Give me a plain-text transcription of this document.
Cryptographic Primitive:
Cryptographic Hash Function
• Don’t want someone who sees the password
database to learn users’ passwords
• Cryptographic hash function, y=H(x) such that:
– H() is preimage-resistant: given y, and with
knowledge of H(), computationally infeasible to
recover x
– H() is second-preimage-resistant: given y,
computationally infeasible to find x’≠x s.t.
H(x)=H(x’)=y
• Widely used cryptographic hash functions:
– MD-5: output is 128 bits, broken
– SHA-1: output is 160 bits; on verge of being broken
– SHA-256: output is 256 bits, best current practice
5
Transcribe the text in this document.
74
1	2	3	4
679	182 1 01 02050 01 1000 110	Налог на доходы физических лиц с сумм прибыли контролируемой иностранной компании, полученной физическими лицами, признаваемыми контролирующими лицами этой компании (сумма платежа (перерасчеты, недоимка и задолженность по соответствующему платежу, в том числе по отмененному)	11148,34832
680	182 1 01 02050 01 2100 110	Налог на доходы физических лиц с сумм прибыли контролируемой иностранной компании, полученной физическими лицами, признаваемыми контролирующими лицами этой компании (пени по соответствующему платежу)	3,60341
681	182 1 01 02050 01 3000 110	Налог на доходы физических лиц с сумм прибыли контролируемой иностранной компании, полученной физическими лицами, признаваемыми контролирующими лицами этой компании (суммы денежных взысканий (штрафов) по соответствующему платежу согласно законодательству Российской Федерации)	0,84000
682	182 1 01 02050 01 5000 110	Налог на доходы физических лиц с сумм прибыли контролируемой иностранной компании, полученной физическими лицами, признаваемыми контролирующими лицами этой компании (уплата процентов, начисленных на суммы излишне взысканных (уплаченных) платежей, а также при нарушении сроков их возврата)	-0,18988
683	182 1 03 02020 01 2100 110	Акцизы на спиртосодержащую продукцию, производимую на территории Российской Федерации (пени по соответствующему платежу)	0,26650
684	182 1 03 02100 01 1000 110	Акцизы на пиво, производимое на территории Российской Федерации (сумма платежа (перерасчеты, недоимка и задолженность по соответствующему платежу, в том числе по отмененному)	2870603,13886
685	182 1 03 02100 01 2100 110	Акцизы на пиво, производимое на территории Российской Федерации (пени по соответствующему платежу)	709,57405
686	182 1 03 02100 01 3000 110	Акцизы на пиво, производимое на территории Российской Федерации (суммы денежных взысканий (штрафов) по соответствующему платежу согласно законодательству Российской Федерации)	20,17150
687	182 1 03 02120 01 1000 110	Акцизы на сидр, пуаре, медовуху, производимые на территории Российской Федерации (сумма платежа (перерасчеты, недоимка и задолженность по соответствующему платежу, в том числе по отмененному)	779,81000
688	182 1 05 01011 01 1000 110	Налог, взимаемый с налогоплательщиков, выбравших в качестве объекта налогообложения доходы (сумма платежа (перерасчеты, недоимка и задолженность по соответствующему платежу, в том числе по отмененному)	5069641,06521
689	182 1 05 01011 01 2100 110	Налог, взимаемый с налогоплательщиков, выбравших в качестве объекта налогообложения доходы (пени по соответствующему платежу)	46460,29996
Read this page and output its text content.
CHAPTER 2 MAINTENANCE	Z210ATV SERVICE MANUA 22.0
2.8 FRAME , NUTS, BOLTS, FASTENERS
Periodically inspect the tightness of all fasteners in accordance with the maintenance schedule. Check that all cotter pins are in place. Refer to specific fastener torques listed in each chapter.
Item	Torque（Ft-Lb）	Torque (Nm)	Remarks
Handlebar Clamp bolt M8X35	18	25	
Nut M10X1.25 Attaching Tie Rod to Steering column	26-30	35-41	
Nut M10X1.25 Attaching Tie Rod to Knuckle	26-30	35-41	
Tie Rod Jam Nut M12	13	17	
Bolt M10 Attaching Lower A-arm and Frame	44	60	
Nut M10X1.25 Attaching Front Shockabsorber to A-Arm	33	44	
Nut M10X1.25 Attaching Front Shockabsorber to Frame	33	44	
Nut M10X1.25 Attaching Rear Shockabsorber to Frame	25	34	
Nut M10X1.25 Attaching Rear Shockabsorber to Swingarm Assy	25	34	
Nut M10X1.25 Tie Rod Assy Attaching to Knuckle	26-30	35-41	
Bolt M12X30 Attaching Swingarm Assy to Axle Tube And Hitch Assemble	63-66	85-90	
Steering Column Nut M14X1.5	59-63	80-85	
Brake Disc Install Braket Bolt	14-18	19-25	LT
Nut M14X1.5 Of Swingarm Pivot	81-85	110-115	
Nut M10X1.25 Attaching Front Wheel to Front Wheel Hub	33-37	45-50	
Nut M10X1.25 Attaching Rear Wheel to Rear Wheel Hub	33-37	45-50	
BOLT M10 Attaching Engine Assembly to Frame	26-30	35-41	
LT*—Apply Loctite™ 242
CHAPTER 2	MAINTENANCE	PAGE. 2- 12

##############################

Above are some records; repeat all of them exactly.

Give me a plain-text transcription of this document.
Cryptographic Primitive:
Cryptographic Hash Function
• Don’t want someone who sees the password
database to learn users’ passwords
• Cryptographic hash function, y=H(x) such that:
– H() is preimage-resistant: given y, and with
knowledge of H(), computationally infeasible to
recover x
– H() is second-preimage-resistant: given y,
computationally infeasible to find x’≠x s.t.
H(x)=H(x’)=y
• Widely used cryptographic hash functions:
– MD-5: output is 128 bits, broken
– SHA-1: output is 160 bits; on verge of being broken
– SHA-256: output is 256 bits, best current practice
5
Transcribe the text in this document.
74
1	2	3	4
679	182 1 01 02050 01 1000 110	Налог на доходы физических лиц с сумм прибыли контролируемой иностранной компании, полученной физическими лицами, признаваемыми контролирующими лицами этой компании (сумма платежа (перерасчеты, недоимка и задолженность по соответствующему платежу, в том числе по отмененному)	11148,34832
680	182 1 01 02050 01 2100 110	Налог на доходы физических лиц с сумм прибыли контролируемой иностранной компании, полученной физическими лицами, признаваемыми контролирующими лицами этой компании (пени по соответствующему платежу)	3,60341
681	182 1 01 02050 01 3000 110	Налог на доходы физических лиц с сумм прибыли контролируемой иностранной компании, полученной физическими лицами, признаваемыми контролирующими лицами этой компании (суммы денежных взысканий (штрафов) по соответствующему платежу согласно законодательству Российской Федерации)	0,84000
682	182 1 01 02050 01 5000 110	Налог на доходы физических лиц с сумм прибыли контролируемой иностранной компании, полученной физическими лицами, признаваемыми контролирующими лицами этой компании (уплата процентов, начисленных на суммы излишне взысканных (уплаченных) платежей, а также при нарушении сроков их возврата)	-0,18988
683	182 1 03 02020 01 2100 110	Акцизы на спиртосодержащую продукцию, производимую на территории Российской Федерации (пени по соответствующему платежу)	0,26650
684	182 1 03 02100 01 1000 110	Акцизы на пиво, производимое на территории Российской Федерации (сумма платежа (перерасчеты, недоимка и задолженность по соответствующему платежу, в том числе по отмененному)	2870603,13886
685	182 1 03 02100 01 2100 110	Акцизы на пиво, производимое на территории Российской Федерации (пени по соответствующему платежу)	709,57405
686	182 1 03 02100 01 3000 110	Акцизы на пиво, производимое на территории Российской Федерации (суммы денежных взысканий (штрафов) по соответствующему платежу согласно законодательству Российской Федерации)	20,17150
687	182 1 03 02120 01 1000 110	Акцизы на сидр, пуаре, медовуху, производимые на территории Российской Федерации (сумма платежа (перерасчеты, недоимка и задолженность по соответствующему платежу, в том числе по отмененному)	779,81000
688	182 1 05 01011 01 1000 110	Налог, взимаемый с налогоплательщиков, выбравших в качестве объекта налогообложения доходы (сумма платежа (перерасчеты, недоимка и задолженность по соответствующему платежу, в том числе по отмененному)	5069641,06521
689	182 1 05 01011 01 2100 110	Налог, взимаемый с налогоплательщиков, выбравших в качестве объекта налогообложения доходы (пени по соответствующему платежу)	46460,29996
Read this page and output its text content.
CHAPTER 2 MAINTENANCE	Z210ATV SERVICE MANUA 22.0
2.8 FRAME , NUTS, BOLTS, FASTENERS
Periodically inspect the tightness of all fasteners in accordance with the maintenance schedule. Check that all cotter pins are in place. Refer to specific fastener torques listed in each chapter.
Item	Torque（Ft-Lb）	Torque (Nm)	Remarks
Handlebar Clamp bolt M8X35	18	25	
Nut M10X1.25 Attaching Tie Rod to Steering column	26-30	35-41	
Nut M10X1.25 Attaching Tie Rod to Knuckle	26-30	35-41	
Tie Rod Jam Nut M12	13	17	
Bolt M10 Attaching Lower A-arm and Frame	44	60	
Nut M10X1.25 Attaching Front Shockabsorber to A-Arm	33	44	
Nut M10X1.25 Attaching Front Shockabsorber to Frame	33	44	
Nut M10X1.25 Attaching Rear Shockabsorber to Frame	25	34	
Nut M10X1.25 Attaching Rear Shockabsorber to Swingarm Assy	25	34	
Nut M10X1.25 Tie Rod Assy Attaching to Knuckle	26-30	35-41	
Bolt M12X30 Attaching Swingarm Assy to Axle Tube And Hitch Assemble	63-66	85-90	
Steering Column Nut M14X1.5	59-63	80-85	
Brake Disc Install Braket Bolt	14-18	19-25	LT
Nut M14X1.5 Of Swingarm Pivot	81-85	110-115	
Nut M10X1.25 Attaching Front Wheel to Front Wheel Hub	33-37	45-50	
Nut M10X1.25 Attaching Rear Wheel to Rear Wheel Hub	33-37	45-50	
BOLT M10 Attaching Engine Assembly to Frame	26-30	35-41	
LT*—Apply Loctite™ 242
CHAPTER 2	MAINTENANCE	PAGE. 2- 12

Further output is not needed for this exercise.